To be done: Copy the material below word for word, starting at its first line and ending with the line that contains "colorbar-tick-label: -12: [1047, 774, 1081, 798]". Include both of those lines.

Stored items from a collection:

<<<<

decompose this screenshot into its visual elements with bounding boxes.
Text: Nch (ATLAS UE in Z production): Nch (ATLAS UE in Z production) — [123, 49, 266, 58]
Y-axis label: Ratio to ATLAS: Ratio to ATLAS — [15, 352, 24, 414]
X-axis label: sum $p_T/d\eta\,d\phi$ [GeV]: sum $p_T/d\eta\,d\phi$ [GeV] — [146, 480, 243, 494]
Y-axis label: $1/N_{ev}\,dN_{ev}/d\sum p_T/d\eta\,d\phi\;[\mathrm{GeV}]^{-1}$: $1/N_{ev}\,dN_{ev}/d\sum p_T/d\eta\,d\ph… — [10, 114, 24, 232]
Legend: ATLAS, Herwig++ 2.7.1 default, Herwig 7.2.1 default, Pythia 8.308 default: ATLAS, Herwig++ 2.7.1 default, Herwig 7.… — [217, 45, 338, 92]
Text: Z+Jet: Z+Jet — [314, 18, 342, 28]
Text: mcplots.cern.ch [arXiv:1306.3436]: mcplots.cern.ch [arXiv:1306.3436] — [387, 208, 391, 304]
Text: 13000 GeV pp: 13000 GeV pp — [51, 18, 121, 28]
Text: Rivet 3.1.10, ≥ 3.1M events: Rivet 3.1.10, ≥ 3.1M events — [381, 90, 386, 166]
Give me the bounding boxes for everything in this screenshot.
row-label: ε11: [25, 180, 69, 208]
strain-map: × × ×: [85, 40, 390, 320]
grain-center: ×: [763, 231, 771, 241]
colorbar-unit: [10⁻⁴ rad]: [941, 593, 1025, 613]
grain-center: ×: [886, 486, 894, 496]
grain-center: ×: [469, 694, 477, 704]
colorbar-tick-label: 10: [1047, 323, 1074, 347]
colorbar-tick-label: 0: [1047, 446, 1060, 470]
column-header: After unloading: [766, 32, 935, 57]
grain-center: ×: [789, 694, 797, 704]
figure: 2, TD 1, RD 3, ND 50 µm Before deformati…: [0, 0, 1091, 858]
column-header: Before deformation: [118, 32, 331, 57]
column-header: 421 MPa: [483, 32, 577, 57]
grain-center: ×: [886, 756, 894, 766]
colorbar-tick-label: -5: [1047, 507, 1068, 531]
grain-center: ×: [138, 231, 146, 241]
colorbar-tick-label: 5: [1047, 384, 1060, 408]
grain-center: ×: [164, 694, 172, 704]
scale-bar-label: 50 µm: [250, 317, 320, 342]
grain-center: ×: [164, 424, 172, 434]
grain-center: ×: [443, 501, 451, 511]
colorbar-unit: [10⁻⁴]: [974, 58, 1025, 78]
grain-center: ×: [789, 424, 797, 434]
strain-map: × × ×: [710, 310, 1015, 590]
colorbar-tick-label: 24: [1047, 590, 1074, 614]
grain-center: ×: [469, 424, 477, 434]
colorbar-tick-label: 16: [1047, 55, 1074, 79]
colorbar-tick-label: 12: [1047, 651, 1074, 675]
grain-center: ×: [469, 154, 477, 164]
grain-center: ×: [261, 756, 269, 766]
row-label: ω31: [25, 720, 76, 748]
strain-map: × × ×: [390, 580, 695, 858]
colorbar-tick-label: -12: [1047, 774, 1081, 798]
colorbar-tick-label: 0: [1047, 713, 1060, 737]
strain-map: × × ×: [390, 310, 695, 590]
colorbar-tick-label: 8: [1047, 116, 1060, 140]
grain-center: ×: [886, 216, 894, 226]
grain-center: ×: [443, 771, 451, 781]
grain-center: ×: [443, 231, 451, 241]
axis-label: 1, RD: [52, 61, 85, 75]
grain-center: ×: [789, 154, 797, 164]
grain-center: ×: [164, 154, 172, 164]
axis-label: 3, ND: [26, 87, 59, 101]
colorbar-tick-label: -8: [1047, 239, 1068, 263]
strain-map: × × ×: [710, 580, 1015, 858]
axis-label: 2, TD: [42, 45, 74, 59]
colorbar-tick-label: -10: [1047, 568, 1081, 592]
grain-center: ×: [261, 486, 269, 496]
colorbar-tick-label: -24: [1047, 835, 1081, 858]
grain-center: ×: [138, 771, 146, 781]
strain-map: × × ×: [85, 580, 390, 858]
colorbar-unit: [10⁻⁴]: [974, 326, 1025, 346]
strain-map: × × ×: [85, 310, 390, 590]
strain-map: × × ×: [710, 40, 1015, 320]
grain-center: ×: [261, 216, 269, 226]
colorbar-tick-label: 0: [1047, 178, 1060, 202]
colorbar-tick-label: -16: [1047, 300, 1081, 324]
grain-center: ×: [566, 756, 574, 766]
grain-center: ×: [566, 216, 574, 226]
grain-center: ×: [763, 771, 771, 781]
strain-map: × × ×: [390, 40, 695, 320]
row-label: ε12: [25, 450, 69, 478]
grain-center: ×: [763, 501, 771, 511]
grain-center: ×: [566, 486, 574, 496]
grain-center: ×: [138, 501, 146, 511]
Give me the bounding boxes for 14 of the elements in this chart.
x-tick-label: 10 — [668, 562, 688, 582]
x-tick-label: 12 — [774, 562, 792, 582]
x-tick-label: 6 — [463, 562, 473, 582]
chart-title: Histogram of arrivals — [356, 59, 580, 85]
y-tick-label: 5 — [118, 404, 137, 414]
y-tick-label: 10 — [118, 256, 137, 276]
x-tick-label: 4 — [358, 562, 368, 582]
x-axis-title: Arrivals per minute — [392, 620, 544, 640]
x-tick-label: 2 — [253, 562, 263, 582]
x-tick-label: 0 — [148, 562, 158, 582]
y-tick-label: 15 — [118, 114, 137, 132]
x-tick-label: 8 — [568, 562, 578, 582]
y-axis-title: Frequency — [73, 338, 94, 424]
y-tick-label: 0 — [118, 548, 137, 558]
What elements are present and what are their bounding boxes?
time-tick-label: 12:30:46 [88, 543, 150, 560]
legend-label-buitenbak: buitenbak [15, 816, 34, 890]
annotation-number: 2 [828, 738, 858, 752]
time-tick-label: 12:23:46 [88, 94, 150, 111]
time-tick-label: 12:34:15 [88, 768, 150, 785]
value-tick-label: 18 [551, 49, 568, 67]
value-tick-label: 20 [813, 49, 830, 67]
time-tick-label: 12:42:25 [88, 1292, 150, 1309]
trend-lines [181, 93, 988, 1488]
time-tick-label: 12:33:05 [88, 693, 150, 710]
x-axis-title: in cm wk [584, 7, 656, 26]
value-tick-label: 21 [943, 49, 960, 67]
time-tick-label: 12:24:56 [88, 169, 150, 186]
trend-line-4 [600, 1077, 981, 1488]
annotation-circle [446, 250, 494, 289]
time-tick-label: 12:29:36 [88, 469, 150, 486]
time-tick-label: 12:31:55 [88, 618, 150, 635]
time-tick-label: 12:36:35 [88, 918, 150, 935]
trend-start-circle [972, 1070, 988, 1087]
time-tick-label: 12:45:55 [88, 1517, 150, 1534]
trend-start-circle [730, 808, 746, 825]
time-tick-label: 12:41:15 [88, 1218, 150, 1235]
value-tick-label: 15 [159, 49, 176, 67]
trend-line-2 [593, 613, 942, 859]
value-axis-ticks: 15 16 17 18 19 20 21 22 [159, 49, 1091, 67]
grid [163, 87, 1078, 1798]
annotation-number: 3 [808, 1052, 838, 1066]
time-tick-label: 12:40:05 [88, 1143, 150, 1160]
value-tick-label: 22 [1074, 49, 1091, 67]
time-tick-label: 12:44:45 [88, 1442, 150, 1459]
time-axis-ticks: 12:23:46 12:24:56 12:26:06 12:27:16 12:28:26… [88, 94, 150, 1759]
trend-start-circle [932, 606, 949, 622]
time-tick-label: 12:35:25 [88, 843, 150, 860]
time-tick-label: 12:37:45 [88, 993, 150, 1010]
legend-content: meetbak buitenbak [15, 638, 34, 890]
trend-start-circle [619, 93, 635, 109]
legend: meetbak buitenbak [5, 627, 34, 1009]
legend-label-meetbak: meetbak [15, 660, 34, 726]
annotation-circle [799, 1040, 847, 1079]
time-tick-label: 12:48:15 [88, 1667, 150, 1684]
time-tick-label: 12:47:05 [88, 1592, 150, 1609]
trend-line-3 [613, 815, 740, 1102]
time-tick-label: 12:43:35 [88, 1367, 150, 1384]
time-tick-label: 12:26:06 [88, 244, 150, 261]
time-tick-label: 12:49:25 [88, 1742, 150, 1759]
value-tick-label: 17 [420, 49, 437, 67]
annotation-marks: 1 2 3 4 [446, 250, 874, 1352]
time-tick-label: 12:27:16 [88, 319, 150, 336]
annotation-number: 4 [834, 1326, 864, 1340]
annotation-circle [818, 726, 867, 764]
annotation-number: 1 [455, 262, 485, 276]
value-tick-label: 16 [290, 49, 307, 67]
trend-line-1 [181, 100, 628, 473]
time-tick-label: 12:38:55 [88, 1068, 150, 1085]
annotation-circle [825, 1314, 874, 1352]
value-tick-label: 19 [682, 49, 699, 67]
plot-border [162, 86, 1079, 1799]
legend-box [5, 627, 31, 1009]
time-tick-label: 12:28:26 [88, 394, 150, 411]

>>>>

Expected answer:
decompose this screenshot into its visual elements with bounding boxes.
Text: Nch (ATLAS UE in Z production): Nch (ATLAS UE in Z production) — [123, 49, 266, 58]
Y-axis label: Ratio to ATLAS: Ratio to ATLAS — [15, 352, 24, 414]
X-axis label: sum $p_T/d\eta\,d\phi$ [GeV]: sum $p_T/d\eta\,d\phi$ [GeV] — [146, 480, 243, 494]
Y-axis label: $1/N_{ev}\,dN_{ev}/d\sum p_T/d\eta\,d\phi\;[\mathrm{GeV}]^{-1}$: $1/N_{ev}\,dN_{ev}/d\sum p_T/d\eta\,d\ph… — [10, 114, 24, 232]
Legend: ATLAS, Herwig++ 2.7.1 default, Herwig 7.2.1 default, Pythia 8.308 default: ATLAS, Herwig++ 2.7.1 default, Herwig 7.… — [217, 45, 338, 92]
Text: Z+Jet: Z+Jet — [314, 18, 342, 28]
Text: mcplots.cern.ch [arXiv:1306.3436]: mcplots.cern.ch [arXiv:1306.3436] — [387, 208, 391, 304]
Text: 13000 GeV pp: 13000 GeV pp — [51, 18, 121, 28]
Text: Rivet 3.1.10, ≥ 3.1M events: Rivet 3.1.10, ≥ 3.1M events — [381, 90, 386, 166]
Give me the bounding boxes for everything in this screenshot.
row-label: ε11: [25, 180, 69, 208]
strain-map: × × ×: [85, 40, 390, 320]
grain-center: ×: [763, 231, 771, 241]
colorbar-unit: [10⁻⁴ rad]: [941, 593, 1025, 613]
grain-center: ×: [886, 486, 894, 496]
grain-center: ×: [469, 694, 477, 704]
colorbar-tick-label: 10: [1047, 323, 1074, 347]
colorbar-tick-label: 0: [1047, 446, 1060, 470]
column-header: After unloading: [766, 32, 935, 57]
grain-center: ×: [789, 694, 797, 704]
figure: 2, TD 1, RD 3, ND 50 µm Before deformati…: [0, 0, 1091, 858]
column-header: Before deformation: [118, 32, 331, 57]
column-header: 421 MPa: [483, 32, 577, 57]
grain-center: ×: [886, 756, 894, 766]
colorbar-tick-label: -5: [1047, 507, 1068, 531]
grain-center: ×: [138, 231, 146, 241]
colorbar-tick-label: 5: [1047, 384, 1060, 408]
grain-center: ×: [164, 694, 172, 704]
scale-bar-label: 50 µm: [250, 317, 320, 342]
grain-center: ×: [164, 424, 172, 434]
grain-center: ×: [443, 501, 451, 511]
colorbar-unit: [10⁻⁴]: [974, 58, 1025, 78]
grain-center: ×: [789, 424, 797, 434]
strain-map: × × ×: [710, 310, 1015, 590]
colorbar-tick-label: 24: [1047, 590, 1074, 614]
grain-center: ×: [469, 424, 477, 434]
colorbar-tick-label: 16: [1047, 55, 1074, 79]
colorbar-tick-label: 12: [1047, 651, 1074, 675]
grain-center: ×: [469, 154, 477, 164]
grain-center: ×: [261, 756, 269, 766]
row-label: ω31: [25, 720, 76, 748]
strain-map: × × ×: [390, 580, 695, 858]
colorbar-tick-label: -12: [1047, 774, 1081, 798]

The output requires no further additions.